From the records below, give the number of lines that contain the string "Shanxi", without any other text.

• [Records provided]
◇ ◇ ◇

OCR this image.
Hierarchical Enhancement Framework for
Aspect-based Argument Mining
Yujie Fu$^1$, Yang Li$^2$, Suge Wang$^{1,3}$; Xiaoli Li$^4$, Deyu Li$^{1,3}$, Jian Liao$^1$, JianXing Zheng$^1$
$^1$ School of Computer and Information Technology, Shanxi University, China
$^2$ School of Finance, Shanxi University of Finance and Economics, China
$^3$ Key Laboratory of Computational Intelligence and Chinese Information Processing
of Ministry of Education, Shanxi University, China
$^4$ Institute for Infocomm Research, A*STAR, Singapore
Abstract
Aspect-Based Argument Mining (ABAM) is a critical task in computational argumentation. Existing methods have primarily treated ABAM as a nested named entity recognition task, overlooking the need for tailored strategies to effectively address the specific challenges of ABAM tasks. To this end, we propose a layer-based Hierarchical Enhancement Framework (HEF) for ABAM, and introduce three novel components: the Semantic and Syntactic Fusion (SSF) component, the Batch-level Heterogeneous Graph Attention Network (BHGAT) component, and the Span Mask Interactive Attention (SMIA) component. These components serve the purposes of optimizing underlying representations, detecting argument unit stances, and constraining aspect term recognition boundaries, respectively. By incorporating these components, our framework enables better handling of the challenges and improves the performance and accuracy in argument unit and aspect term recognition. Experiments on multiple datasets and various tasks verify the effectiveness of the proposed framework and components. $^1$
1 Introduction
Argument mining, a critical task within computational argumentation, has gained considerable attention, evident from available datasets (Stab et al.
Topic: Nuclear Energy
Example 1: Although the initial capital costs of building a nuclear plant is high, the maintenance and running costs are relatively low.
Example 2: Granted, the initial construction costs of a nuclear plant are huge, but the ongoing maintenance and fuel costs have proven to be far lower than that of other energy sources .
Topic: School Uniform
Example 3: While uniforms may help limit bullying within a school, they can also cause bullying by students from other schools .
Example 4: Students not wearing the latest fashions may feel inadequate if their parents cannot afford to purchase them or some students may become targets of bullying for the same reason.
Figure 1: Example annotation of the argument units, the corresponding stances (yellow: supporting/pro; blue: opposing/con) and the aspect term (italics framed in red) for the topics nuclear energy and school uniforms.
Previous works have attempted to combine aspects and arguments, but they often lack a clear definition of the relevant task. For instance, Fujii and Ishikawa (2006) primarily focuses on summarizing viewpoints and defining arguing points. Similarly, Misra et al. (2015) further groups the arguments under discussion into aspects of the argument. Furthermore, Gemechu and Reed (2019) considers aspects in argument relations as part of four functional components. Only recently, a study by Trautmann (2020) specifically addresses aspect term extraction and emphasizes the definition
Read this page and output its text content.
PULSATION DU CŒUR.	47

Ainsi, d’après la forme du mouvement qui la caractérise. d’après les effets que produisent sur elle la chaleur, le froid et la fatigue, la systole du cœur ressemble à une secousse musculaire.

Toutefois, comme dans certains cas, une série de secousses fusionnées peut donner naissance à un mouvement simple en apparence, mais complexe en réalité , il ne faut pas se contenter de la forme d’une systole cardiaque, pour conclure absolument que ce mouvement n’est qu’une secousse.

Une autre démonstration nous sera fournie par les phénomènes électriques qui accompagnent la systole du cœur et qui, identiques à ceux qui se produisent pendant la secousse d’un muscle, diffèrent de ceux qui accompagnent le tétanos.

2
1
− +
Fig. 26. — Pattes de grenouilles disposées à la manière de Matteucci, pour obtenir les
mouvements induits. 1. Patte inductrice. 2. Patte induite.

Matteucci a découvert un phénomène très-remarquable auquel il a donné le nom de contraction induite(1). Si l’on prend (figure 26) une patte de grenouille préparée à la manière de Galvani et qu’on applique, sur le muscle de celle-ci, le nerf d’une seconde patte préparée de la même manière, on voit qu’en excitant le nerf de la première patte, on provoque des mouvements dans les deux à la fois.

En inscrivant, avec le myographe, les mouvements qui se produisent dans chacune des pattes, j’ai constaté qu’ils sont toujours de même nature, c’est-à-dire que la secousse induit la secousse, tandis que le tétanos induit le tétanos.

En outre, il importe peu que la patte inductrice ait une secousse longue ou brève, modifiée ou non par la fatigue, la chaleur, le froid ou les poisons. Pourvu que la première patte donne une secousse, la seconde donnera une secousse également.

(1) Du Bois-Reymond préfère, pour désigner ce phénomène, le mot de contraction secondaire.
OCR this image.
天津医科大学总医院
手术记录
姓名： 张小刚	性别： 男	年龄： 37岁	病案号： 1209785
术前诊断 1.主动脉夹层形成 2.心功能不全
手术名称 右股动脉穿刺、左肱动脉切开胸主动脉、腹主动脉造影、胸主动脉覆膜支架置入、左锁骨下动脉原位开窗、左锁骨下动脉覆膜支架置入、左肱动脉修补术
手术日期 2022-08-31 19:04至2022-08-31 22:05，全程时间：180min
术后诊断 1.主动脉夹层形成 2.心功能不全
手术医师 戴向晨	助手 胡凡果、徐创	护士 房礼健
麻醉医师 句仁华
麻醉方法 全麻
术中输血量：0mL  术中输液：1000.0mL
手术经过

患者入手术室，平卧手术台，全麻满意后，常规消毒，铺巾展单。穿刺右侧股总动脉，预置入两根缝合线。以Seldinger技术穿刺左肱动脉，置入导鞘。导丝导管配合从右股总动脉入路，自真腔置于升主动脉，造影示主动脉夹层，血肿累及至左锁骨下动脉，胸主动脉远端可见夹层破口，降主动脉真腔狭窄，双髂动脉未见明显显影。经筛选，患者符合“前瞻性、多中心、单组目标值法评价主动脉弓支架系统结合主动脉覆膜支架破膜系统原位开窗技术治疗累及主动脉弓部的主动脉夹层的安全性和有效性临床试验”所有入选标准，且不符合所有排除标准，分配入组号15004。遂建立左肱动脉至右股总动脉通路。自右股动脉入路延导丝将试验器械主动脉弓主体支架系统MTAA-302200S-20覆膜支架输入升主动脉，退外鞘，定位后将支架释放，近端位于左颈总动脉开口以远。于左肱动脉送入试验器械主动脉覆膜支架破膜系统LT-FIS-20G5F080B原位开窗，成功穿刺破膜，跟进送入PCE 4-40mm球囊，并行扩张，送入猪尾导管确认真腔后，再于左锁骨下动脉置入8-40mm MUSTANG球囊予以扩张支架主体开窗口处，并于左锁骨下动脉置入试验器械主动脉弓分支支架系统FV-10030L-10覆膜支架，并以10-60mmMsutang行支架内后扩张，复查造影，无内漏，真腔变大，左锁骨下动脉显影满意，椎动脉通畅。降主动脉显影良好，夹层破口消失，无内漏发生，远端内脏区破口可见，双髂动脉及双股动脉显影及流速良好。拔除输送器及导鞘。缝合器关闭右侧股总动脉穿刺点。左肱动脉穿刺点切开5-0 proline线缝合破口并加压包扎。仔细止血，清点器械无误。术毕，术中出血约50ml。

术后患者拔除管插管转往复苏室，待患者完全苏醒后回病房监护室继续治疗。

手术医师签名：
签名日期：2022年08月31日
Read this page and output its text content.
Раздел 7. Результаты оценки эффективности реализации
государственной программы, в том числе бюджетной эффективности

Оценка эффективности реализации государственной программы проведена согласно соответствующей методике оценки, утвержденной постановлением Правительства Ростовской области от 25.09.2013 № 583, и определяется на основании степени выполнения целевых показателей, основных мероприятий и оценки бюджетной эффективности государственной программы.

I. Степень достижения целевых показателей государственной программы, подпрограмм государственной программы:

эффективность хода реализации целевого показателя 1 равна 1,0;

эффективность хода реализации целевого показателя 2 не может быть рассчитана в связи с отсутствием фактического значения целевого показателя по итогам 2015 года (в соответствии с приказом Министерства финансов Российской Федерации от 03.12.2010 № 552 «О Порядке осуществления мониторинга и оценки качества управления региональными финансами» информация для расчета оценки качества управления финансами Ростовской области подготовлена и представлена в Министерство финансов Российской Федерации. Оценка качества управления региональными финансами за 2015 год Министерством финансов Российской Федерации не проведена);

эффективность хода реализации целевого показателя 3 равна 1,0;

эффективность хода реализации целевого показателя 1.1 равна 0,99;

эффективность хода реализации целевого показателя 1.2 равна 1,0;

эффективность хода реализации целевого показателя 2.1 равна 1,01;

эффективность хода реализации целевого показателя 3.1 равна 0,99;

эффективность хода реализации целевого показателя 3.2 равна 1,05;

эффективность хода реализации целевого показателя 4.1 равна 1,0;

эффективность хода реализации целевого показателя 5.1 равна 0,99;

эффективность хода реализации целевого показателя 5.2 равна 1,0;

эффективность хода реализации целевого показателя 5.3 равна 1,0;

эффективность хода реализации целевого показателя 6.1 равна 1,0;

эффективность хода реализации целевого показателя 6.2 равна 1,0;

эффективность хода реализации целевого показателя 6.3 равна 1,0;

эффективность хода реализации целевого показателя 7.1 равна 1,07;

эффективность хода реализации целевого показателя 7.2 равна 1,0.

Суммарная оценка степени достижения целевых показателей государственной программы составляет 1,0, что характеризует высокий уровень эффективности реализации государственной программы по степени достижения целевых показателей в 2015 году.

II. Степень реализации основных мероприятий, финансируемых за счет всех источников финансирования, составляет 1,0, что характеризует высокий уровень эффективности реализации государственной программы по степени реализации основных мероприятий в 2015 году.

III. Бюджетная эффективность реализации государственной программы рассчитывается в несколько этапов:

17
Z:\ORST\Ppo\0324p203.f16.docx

◇ ◇ ◇

• [Exercise answer] 3